BEGIN Dataset extract
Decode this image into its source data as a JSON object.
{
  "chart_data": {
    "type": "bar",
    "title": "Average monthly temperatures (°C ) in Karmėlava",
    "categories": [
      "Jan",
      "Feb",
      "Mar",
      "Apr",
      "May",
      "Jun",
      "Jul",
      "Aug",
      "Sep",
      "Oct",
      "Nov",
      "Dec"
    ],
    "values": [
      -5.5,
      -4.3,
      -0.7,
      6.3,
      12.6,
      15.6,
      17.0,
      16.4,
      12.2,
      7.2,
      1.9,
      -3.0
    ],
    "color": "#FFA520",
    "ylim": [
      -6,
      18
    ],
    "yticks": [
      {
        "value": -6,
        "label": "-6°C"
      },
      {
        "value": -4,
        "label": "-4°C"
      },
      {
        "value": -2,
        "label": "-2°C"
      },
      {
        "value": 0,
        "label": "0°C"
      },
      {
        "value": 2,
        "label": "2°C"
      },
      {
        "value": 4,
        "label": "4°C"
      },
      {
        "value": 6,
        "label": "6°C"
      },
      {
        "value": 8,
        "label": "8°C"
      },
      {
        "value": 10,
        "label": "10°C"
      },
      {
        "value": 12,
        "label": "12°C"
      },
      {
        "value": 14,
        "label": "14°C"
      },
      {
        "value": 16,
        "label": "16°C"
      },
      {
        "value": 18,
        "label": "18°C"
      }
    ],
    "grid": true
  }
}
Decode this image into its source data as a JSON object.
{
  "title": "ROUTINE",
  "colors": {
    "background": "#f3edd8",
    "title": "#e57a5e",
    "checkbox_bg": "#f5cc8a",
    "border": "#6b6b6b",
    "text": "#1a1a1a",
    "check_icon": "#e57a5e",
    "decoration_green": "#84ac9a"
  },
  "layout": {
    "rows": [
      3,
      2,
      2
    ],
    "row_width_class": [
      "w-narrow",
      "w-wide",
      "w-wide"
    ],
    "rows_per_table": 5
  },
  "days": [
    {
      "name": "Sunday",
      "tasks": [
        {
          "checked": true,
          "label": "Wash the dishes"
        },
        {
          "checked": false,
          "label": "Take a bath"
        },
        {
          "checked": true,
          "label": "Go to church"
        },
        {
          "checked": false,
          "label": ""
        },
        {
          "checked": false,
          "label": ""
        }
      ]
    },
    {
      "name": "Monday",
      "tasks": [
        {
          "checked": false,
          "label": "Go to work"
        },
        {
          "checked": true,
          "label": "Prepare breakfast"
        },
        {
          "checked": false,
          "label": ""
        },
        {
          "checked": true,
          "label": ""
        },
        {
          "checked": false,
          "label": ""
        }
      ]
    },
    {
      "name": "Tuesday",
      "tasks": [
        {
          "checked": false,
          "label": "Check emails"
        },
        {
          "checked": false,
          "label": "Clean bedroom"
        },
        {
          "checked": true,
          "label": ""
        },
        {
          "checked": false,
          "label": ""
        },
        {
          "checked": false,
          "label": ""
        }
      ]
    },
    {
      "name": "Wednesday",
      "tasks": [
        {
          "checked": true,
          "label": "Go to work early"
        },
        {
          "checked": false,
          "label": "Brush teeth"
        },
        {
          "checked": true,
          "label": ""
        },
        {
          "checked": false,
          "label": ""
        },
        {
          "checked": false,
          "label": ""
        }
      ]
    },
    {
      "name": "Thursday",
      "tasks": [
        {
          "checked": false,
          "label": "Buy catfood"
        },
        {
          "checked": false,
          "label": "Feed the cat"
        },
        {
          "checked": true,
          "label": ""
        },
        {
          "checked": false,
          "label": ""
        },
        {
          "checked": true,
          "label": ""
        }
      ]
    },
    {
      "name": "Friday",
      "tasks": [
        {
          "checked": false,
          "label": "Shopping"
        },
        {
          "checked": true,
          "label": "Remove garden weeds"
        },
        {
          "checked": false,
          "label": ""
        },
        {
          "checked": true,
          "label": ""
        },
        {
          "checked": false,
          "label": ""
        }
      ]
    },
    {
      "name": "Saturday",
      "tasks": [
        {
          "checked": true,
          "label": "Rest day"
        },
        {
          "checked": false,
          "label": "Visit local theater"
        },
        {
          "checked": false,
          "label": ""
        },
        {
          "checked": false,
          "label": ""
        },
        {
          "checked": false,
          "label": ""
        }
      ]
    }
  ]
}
END Dataset extract
Challenge: Look for "name" and pull out every line that has it.

Response below:
      "name": "Sunday",
      "name": "Monday",
      "name": "Tuesday",
      "name": "Wednesday",
      "name": "Thursday",
      "name": "Friday",
      "name": "Saturday",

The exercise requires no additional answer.